* Task objective: Scan the lines below for the string "laboratory" and copy every one that has it.

* Document page records:
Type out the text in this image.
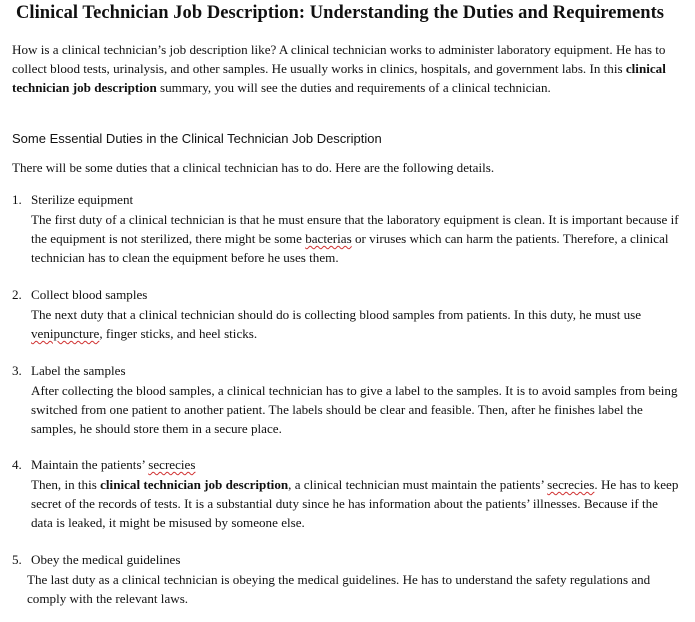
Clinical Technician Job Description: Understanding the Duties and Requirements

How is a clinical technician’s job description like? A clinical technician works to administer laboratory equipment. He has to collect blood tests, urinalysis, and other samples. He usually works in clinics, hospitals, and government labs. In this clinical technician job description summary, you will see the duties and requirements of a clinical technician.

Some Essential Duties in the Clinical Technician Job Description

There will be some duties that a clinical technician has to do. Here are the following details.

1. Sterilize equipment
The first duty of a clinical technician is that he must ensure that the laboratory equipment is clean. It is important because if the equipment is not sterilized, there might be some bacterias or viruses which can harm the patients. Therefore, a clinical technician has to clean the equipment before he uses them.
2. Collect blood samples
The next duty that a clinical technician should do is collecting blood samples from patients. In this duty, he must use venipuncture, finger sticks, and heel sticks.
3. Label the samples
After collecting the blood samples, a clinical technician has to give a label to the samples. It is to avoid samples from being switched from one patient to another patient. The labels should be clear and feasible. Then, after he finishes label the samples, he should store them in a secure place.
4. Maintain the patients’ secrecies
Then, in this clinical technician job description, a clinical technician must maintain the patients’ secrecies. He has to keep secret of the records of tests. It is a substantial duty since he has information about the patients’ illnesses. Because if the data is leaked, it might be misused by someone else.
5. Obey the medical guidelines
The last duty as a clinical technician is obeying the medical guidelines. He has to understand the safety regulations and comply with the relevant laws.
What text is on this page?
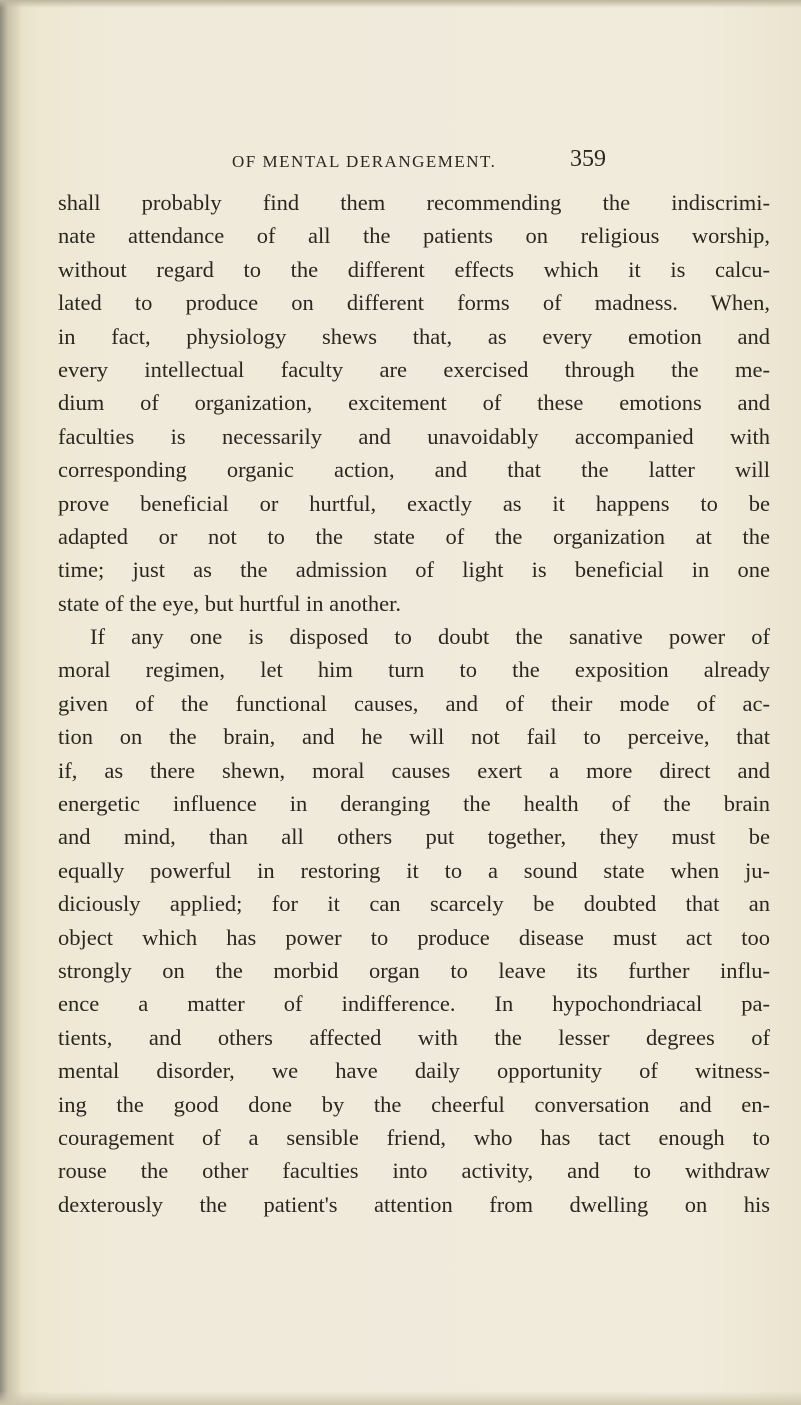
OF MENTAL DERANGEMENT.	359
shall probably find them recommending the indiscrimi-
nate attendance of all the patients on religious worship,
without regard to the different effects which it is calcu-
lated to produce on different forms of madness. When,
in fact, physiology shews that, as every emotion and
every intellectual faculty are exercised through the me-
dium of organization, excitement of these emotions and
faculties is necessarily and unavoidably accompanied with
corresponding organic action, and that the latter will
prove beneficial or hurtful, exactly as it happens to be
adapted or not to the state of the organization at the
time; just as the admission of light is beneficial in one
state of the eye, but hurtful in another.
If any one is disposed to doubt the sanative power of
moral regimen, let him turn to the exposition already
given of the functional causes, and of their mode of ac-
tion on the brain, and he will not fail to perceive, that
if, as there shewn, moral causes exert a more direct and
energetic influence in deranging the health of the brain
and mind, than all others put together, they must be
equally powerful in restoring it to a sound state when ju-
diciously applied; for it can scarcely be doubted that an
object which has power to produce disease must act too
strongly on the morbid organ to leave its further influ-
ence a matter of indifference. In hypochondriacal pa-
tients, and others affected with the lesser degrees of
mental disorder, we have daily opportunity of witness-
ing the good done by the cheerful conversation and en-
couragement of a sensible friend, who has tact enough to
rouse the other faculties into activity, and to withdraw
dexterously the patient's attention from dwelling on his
---
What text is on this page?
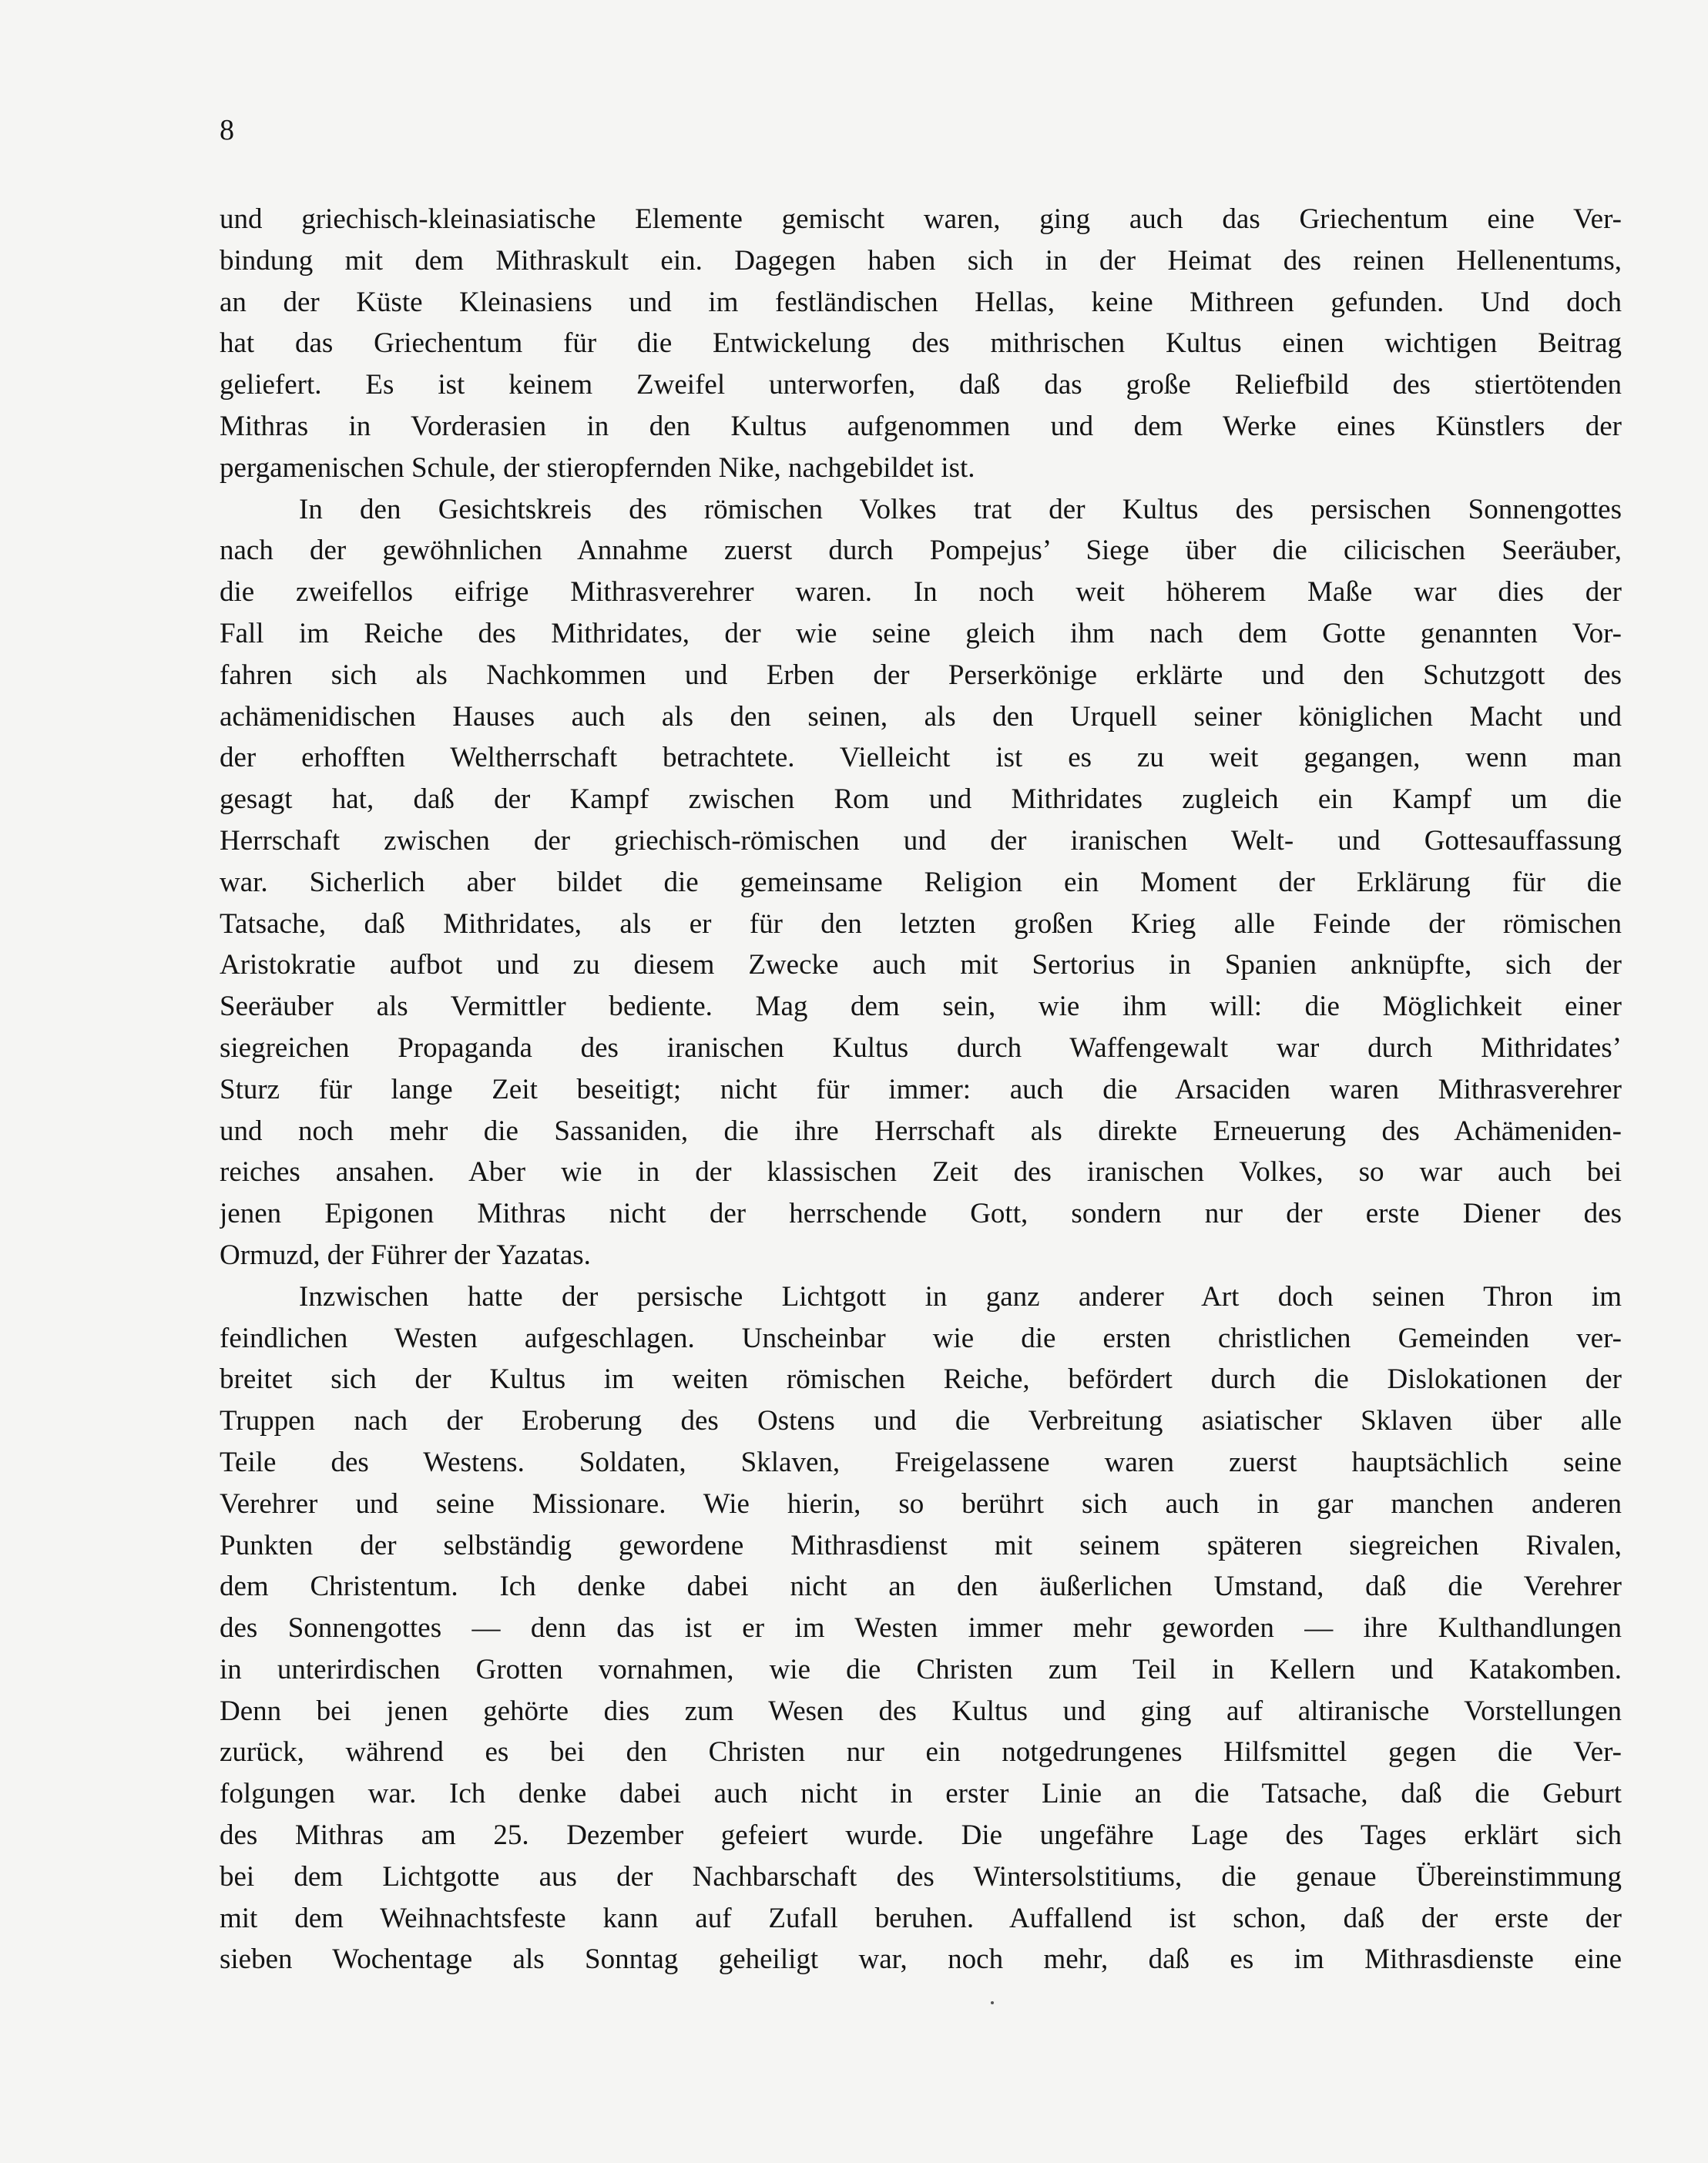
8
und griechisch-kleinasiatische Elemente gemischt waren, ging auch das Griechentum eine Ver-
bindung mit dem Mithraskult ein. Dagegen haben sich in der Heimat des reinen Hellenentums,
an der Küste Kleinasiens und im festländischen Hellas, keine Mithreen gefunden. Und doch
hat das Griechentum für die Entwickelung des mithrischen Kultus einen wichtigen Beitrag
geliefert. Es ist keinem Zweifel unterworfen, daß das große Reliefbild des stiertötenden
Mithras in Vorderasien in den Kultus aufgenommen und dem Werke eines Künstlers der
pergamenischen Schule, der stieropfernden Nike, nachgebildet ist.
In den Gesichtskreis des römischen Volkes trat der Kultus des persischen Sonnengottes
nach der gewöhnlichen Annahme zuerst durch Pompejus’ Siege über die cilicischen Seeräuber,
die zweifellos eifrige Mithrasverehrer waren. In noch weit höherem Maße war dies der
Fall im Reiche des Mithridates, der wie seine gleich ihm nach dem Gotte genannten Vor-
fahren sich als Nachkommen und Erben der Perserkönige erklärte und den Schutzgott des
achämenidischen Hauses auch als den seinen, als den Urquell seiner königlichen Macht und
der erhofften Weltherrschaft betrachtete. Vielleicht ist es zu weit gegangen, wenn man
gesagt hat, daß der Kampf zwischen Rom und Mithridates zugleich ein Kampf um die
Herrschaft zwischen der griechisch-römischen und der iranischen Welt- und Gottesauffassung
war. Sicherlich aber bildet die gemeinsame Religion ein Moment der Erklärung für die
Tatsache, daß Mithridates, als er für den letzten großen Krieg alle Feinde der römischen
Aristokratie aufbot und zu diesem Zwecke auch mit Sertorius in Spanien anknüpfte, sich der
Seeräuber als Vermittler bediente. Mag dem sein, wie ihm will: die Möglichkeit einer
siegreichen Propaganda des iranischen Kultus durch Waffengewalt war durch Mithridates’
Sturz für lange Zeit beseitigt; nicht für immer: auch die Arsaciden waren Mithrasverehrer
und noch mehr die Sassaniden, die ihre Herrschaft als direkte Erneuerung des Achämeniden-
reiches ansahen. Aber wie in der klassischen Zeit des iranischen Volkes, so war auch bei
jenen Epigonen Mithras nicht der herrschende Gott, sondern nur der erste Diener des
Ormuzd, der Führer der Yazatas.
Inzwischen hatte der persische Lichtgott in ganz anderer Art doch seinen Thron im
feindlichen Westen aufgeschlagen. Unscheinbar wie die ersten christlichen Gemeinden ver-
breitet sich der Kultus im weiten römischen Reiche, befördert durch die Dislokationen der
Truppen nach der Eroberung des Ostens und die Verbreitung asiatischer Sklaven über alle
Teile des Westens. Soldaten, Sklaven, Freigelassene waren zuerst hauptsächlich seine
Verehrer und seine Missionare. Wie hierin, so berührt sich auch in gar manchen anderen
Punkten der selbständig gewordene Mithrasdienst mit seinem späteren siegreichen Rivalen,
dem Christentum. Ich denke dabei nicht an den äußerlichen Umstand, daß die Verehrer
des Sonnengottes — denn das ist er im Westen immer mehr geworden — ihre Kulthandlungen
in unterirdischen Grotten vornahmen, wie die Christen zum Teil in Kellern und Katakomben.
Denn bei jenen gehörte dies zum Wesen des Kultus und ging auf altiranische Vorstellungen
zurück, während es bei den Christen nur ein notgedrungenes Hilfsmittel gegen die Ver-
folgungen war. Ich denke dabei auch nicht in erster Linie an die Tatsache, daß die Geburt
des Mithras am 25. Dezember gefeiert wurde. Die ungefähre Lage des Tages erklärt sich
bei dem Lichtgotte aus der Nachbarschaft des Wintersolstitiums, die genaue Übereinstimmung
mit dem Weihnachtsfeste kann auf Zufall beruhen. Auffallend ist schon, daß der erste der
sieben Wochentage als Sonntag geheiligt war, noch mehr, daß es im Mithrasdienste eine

* Answer area:
How is a clinical technician’s job description like? A clinical technician works to administer laboratory equipment. He has to collect blood tests, urinalysis, and other samples. He usually works in clinics, hospitals, and government labs. In this clinical technician job description summary, you will see the duties and requirements of a clinical technician.
The first duty of a clinical technician is that he must ensure that the laboratory equipment is clean. It is important because if the equipment is not sterilized, there might be some bacterias or viruses which can harm the patients. Therefore, a clinical technician has to clean the equipment before he uses them.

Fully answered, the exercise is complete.